▸ Set problem
Print the entries below in their entirety, exactly as they are written.

▸ Data excerpts
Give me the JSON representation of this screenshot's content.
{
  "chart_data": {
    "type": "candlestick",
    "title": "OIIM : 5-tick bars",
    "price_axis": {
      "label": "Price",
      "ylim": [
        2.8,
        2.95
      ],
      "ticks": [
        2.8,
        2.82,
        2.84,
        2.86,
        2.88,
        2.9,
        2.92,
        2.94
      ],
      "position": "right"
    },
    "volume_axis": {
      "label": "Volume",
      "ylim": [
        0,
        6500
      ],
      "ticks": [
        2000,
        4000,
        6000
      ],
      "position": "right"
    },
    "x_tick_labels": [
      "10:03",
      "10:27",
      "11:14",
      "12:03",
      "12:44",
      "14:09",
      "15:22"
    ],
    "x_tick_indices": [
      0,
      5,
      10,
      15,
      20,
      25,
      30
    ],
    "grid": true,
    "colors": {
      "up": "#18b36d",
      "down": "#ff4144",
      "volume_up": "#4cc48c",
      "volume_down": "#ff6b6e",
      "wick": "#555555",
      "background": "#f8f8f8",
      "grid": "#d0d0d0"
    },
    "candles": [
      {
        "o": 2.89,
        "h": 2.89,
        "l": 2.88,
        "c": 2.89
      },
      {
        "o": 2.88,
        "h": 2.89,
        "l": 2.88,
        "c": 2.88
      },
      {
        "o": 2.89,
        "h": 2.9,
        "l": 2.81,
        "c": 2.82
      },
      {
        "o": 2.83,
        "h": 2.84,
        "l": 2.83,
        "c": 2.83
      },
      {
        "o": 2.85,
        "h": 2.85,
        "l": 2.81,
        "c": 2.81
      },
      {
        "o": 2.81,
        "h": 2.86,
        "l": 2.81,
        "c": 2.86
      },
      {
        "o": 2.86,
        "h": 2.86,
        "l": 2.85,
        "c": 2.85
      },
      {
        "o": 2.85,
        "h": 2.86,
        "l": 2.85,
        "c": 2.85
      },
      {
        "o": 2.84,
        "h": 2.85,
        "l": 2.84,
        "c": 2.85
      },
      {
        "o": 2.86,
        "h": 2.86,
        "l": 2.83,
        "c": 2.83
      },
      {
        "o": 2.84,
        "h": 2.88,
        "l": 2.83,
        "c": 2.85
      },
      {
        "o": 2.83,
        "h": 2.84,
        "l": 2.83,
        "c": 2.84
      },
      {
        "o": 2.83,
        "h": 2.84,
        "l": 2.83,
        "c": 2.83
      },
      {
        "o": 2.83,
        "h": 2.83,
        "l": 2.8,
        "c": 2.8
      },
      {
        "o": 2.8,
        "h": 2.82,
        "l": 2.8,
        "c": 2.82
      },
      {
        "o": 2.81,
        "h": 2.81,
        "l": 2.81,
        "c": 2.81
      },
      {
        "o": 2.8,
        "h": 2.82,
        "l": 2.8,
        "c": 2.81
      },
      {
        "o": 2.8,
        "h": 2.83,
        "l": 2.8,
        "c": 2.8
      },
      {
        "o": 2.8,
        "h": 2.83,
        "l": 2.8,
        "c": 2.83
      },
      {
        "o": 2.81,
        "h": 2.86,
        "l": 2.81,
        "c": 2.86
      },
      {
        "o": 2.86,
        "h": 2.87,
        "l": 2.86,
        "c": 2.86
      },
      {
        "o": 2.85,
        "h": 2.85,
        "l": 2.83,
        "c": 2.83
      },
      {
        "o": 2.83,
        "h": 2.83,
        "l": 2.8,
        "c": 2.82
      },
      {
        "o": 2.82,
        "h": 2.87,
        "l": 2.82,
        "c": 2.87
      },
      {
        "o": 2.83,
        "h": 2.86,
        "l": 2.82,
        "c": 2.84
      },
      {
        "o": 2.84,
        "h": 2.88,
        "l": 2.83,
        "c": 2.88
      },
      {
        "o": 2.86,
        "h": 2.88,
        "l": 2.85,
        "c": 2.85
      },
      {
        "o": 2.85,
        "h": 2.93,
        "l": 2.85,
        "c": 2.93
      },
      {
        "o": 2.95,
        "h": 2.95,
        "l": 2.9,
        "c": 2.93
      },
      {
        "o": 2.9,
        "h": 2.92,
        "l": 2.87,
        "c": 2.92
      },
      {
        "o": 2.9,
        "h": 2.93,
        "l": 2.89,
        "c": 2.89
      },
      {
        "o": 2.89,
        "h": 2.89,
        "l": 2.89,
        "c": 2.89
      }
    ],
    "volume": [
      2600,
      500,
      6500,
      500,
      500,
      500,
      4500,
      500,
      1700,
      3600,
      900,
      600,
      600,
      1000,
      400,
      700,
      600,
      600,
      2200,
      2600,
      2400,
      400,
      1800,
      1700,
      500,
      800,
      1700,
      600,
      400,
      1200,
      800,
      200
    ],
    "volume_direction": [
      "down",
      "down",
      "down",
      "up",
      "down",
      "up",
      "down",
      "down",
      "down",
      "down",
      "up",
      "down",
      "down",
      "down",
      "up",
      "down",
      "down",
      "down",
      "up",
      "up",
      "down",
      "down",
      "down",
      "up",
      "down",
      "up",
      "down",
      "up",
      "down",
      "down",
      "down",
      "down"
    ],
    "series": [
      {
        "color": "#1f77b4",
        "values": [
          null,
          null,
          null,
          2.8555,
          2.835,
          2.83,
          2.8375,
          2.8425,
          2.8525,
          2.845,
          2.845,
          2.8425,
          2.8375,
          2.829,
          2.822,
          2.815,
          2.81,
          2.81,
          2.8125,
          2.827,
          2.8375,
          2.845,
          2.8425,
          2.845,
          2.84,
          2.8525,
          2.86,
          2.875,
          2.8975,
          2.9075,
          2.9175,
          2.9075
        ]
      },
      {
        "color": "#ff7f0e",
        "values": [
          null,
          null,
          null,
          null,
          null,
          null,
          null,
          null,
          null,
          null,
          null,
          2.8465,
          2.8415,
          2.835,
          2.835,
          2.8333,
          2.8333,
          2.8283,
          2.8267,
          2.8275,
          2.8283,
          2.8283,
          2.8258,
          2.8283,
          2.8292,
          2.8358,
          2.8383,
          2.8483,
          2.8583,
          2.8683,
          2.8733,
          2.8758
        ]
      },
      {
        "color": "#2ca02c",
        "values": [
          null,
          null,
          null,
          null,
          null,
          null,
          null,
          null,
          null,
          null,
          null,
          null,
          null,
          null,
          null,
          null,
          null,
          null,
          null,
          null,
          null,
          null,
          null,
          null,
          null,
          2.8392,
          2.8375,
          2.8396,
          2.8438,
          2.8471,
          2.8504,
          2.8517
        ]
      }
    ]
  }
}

▸ Output
Give me the JSON representation of this screenshot's content.
{
  "chart_data": {
    "type": "candlestick",
    "title": "OIIM : 5-tick bars",
    "price_axis": {
      "label": "Price",
      "ylim": [
        2.8,
        2.95
      ],
      "ticks": [
        2.8,
        2.82,
        2.84,
        2.86,
        2.88,
        2.9,
        2.92,
        2.94
      ],
      "position": "right"
    },
    "volume_axis": {
      "label": "Volume",
      "ylim": [
        0,
        6500
      ],
      "ticks": [
        2000,
        4000,
        6000
      ],
      "position": "right"
    },
    "x_tick_labels": [
      "10:03",
      "10:27",
      "11:14",
      "12:03",
      "12:44",
      "14:09",
      "15:22"
    ],
    "x_tick_indices": [
      0,
      5,
      10,
      15,
      20,
      25,
      30
    ],
    "grid": true,
    "colors": {
      "up": "#18b36d",
      "down": "#ff4144",
      "volume_up": "#4cc48c",
      "volume_down": "#ff6b6e",
      "wick": "#555555",
      "background": "#f8f8f8",
      "grid": "#d0d0d0"
    },
    "candles": [
      {
        "o": 2.89,
        "h": 2.89,
        "l": 2.88,
        "c": 2.89
      },
      {
        "o": 2.88,
        "h": 2.89,
        "l": 2.88,
        "c": 2.88
      },
      {
        "o": 2.89,
        "h": 2.9,
        "l": 2.81,
        "c": 2.82
      },
      {
        "o": 2.83,
        "h": 2.84,
        "l": 2.83,
        "c": 2.83
      },
      {
        "o": 2.85,
        "h": 2.85,
        "l": 2.81,
        "c": 2.81
      },
      {
        "o": 2.81,
        "h": 2.86,
        "l": 2.81,
        "c": 2.86
      },
      {
        "o": 2.86,
        "h": 2.86,
        "l": 2.85,
        "c": 2.85
      },
      {
        "o": 2.85,
        "h": 2.86,
        "l": 2.85,
        "c": 2.85
      },
      {
        "o": 2.84,
        "h": 2.85,
        "l": 2.84,
        "c": 2.85
      },
      {
        "o": 2.86,
        "h": 2.86,
        "l": 2.83,
        "c": 2.83
      },
      {
        "o": 2.84,
        "h": 2.88,
        "l": 2.83,
        "c": 2.85
      },
      {
        "o": 2.83,
        "h": 2.84,
        "l": 2.83,
        "c": 2.84
      },
      {
        "o": 2.83,
        "h": 2.84,
        "l": 2.83,
        "c": 2.83
      },
      {
        "o": 2.83,
        "h": 2.83,
        "l": 2.8,
        "c": 2.8
      },
      {
        "o": 2.8,
        "h": 2.82,
        "l": 2.8,
        "c": 2.82
      },
      {
        "o": 2.81,
        "h": 2.81,
        "l": 2.81,
        "c": 2.81
      },
      {
        "o": 2.8,
        "h": 2.82,
        "l": 2.8,
        "c": 2.81
      },
      {
        "o": 2.8,
        "h": 2.83,
        "l": 2.8,
        "c": 2.8
      },
      {
        "o": 2.8,
        "h": 2.83,
        "l": 2.8,
        "c": 2.83
      },
      {
        "o": 2.81,
        "h": 2.86,
        "l": 2.81,
        "c": 2.86
      },
      {
        "o": 2.86,
        "h": 2.87,
        "l": 2.86,
        "c": 2.86
      },
      {
        "o": 2.85,
        "h": 2.85,
        "l": 2.83,
        "c": 2.83
      },
      {
        "o": 2.83,
        "h": 2.83,
        "l": 2.8,
        "c": 2.82
      },
      {
        "o": 2.82,
        "h": 2.87,
        "l": 2.82,
        "c": 2.87
      },
      {
        "o": 2.83,
        "h": 2.86,
        "l": 2.82,
        "c": 2.84
      },
      {
        "o": 2.84,
        "h": 2.88,
        "l": 2.83,
        "c": 2.88
      },
      {
        "o": 2.86,
        "h": 2.88,
        "l": 2.85,
        "c": 2.85
      },
      {
        "o": 2.85,
        "h": 2.93,
        "l": 2.85,
        "c": 2.93
      },
      {
        "o": 2.95,
        "h": 2.95,
        "l": 2.9,
        "c": 2.93
      },
      {
        "o": 2.9,
        "h": 2.92,
        "l": 2.87,
        "c": 2.92
      },
      {
        "o": 2.9,
        "h": 2.93,
        "l": 2.89,
        "c": 2.89
      },
      {
        "o": 2.89,
        "h": 2.89,
        "l": 2.89,
        "c": 2.89
      }
    ],
    "volume": [
      2600,
      500,
      6500,
      500,
      500,
      500,
      4500,
      500,
      1700,
      3600,
      900,
      600,
      600,
      1000,
      400,
      700,
      600,
      600,
      2200,
      2600,
      2400,
      400,
      1800,
      1700,
      500,
      800,
      1700,
      600,
      400,
      1200,
      800,
      200
    ],
    "volume_direction": [
      "down",
      "down",
      "down",
      "up",
      "down",
      "up",
      "down",
      "down",
      "down",
      "down",
      "up",
      "down",
      "down",
      "down",
      "up",
      "down",
      "down",
      "down",
      "up",
      "up",
      "down",
      "down",
      "down",
      "up",
      "down",
      "up",
      "down",
      "up",
      "down",
      "down",
      "down",
      "down"
    ],
    "series": [
      {
        "color": "#1f77b4",
        "values": [
          null,
          null,
          null,
          2.8555,
          2.835,
          2.83,
          2.8375,
          2.8425,
          2.8525,
          2.845,
          2.845,
          2.8425,
          2.8375,
          2.829,
          2.822,
          2.815,
          2.81,
          2.81,
          2.8125,
          2.827,
          2.8375,
          2.845,
          2.8425,
          2.845,
          2.84,
          2.8525,
          2.86,
          2.875,
          2.8975,
          2.9075,
          2.9175,
          2.9075
        ]
      },
      {
        "color": "#ff7f0e",
        "values": [
          null,
          null,
          null,
          null,
          null,
          null,
          null,
          null,
          null,
          null,
          null,
          2.8465,
          2.8415,
          2.835,
          2.835,
          2.8333,
          2.8333,
          2.8283,
          2.8267,
          2.8275,
          2.8283,
          2.8283,
          2.8258,
          2.8283,
          2.8292,
          2.8358,
          2.8383,
          2.8483,
          2.8583,
          2.8683,
          2.8733,
          2.8758
        ]
      },
      {
        "color": "#2ca02c",
        "values": [
          null,
          null,
          null,
          null,
          null,
          null,
          null,
          null,
          null,
          null,
          null,
          null,
          null,
          null,
          null,
          null,
          null,
          null,
          null,
          null,
          null,
          null,
          null,
          null,
          null,
          2.8392,
          2.8375,
          2.8396,
          2.8438,
          2.8471,
          2.8504,
          2.8517
        ]
      }
    ]
  }
}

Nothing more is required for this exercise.